◆ Problem 1 ◆
In the road safety text, what share of South African drivers does Dial Direct say are uninsured?
◆ Problem 2 ◆
Return the stretch of the road safety text from "A week later" through "injuring many more.".
◆ Problem 3 ◆
Supply the next part of the text on road crashes and defensive driving, starting right after its final sentence.

◆ Text ◆

Wheels24 reported in September 2013 the horrific deaths of 10 people, including eight girls, when the bus carrying them home from the annual Reed
dance at the Nyokeni Palace in KZN overturned and was speared by a steel barrier on the R66, near Eshowe. More than 60 people were injured.
A week later Wheels24 reported on the Pinetown crash, in which a runaway truck crashed into four minibus taxis and a car, killing 22 people and injuring many more.
A THIRD OF DRIVERS UNINSURED
Dial Direct insurance reports that one-third of SA drivers aren’t insured and that the country’s exceptionally high rate of crashes costs the economy more than R300-billion a year.
The need for defensive driving techniques is critical. In the US most states require drivers, particularly those who have committed offences, to take defensive driving courses. Senior executive Bradley Du Chenne said: “Nobody can predict what other drivers are going to do. Testimony to this is the fact that in 2012 we received close to 3000 claims for minor bumper-bashings.
“Adopting a safety-above-all-else mindset, and always anticipating the possibility that someone might pull a dangerous manoeuver near you, will put you in better stead on the road. You can’t change how others behave on the road but driving with caution and being prepared can help you avoid potentially dangerous situations."
Using defensive driving techniques, drivers are better able to assess and respond to potential hazards. These techniques go beyond simply adhering to basic rules of the road and encourage more safety-conscious driving.
Top 14 defensive driving tips:
1 Follow the rules of the road at all times.
2 Minimise distractions – don’t SMS on use your cellphone while driving
3 Keep your eyes held high and focused on the road ahead – don’t focus only on the car in front of you.
4 Minimise lane changes – pick a lane and stick to it. Also, anticipate and plan escape routes.
5 Keep an eye out for drivers changing lanes. Regularly monitor your rear and side-mirrors for cars darting in and out of lanes and watch out for absent-minded drivers meandering across lanes.

Structured page parsing data
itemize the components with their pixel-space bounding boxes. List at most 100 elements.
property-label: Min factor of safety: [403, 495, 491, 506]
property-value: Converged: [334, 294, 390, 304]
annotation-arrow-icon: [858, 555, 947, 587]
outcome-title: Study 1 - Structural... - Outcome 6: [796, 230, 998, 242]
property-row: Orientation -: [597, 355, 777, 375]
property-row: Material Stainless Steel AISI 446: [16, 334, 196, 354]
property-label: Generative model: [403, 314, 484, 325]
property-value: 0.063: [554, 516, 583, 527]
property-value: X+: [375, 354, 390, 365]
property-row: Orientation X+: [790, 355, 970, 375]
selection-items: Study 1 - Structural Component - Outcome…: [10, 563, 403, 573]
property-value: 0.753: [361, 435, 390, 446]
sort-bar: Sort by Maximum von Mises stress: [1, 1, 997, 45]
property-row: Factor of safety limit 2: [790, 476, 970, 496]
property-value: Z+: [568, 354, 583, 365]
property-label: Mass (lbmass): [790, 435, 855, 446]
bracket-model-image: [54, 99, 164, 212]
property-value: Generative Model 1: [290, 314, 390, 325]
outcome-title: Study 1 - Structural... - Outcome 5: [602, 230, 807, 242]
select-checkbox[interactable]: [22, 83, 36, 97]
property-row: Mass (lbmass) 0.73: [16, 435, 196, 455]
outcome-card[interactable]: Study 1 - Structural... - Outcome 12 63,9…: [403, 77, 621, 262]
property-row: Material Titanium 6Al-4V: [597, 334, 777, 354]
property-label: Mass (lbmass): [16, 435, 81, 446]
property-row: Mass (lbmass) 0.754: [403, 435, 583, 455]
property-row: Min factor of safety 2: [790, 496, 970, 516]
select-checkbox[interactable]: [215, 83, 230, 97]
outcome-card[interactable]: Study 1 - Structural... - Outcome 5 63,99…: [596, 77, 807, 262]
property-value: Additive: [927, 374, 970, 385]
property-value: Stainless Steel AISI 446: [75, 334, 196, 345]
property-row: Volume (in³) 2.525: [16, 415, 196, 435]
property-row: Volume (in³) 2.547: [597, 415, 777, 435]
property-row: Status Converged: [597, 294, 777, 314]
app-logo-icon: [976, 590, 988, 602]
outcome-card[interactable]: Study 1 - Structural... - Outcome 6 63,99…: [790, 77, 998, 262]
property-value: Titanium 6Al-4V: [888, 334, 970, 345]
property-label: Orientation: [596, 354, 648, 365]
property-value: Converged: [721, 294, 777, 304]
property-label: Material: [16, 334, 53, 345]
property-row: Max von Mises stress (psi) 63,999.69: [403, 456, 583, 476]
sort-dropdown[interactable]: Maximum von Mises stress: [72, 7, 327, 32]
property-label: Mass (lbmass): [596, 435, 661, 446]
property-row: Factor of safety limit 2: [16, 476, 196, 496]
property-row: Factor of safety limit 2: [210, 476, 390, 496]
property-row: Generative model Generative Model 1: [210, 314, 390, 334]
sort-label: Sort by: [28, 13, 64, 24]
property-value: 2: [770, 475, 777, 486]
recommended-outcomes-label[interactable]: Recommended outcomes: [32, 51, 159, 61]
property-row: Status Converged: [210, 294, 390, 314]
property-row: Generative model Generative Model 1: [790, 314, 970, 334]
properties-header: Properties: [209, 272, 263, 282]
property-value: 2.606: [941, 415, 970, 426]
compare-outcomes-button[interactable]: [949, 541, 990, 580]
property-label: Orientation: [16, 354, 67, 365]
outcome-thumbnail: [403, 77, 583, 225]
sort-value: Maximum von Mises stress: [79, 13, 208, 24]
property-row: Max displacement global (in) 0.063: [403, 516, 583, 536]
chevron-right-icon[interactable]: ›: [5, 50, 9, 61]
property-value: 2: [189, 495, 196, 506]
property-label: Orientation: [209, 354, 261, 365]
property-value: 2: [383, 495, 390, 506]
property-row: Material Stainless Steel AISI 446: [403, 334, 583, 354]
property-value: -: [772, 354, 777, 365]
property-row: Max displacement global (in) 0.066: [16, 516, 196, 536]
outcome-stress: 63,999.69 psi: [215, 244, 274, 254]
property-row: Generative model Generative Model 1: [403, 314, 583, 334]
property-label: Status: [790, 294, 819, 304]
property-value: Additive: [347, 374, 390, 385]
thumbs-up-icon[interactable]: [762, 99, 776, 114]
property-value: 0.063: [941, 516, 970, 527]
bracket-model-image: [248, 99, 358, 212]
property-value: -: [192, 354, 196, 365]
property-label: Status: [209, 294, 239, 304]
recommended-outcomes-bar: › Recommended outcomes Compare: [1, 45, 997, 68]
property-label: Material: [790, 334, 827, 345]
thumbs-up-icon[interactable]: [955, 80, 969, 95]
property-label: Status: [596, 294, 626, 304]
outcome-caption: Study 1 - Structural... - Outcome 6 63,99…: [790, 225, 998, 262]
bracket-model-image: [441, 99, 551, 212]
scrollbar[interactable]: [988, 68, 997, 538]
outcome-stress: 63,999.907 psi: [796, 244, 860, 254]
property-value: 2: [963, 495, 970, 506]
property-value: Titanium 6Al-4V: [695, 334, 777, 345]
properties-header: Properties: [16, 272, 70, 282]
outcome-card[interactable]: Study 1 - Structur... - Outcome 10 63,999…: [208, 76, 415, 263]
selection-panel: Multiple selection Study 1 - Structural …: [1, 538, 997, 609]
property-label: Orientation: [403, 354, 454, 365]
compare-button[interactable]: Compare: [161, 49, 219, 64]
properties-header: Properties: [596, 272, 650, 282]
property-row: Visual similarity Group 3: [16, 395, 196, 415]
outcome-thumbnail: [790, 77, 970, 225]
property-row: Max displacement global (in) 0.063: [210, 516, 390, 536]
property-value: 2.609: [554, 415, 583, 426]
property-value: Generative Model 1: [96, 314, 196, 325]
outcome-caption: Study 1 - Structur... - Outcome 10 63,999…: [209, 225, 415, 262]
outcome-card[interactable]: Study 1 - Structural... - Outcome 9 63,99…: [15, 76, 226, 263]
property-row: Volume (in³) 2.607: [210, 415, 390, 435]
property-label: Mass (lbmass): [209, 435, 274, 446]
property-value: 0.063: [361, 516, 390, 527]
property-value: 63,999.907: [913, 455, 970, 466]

◆ Final answer 1 ◆
One-third

◆ Final answer 2 ◆
A week later Wheels24 reported on the Pinetown crash, in which a runaway truck crashed into four minibus taxis and a car, killing 22 people and injuring many more.

◆ Final answer 3 ◆
6 Be attentive at intersections – when the light turns green be extremely aware of your left and right side traffic as you make your way through.
7 Move away from bad drivers – put a healthy distance between yourself and bad drivers such as those who appear to be drunk, speeding, tail-gating, changing lanes erratically, and even those who are driving too slowly.
8 Keep a safe following distance – this will enable you to react if the car in front of you suddenly turns, swerves or stops.
9 Signal well ahead of time if you intend to turn.
10 Brake smoothly and gradually.
11 Maintain pace with traffic.
12 Adjust your speed and position to avoid potential hazards.
13 Be on the look-out for brake lights in adjacent lanes. This could be an indication of vehicles hoping to cut in front of you.
14 Be on high alert at intersections, pedestrian crossings, parking lots and areas where children are such as outside schools.
‘EXPECT THE WORST'
Du Chenne said: “At a very basic level, defensive driving is about anticipating or expecting the worst and then acting in the most responsible and safest way possible to avoid the worst happening.
“For instance, a defensive driver would keep a safe following distance, anticipating that the car in front of them will slam on brakes without warning, and before roaring off when a traffic light turns green, will first check in all directions to make sure that another vehicle hasn’t jumped the lights from the side."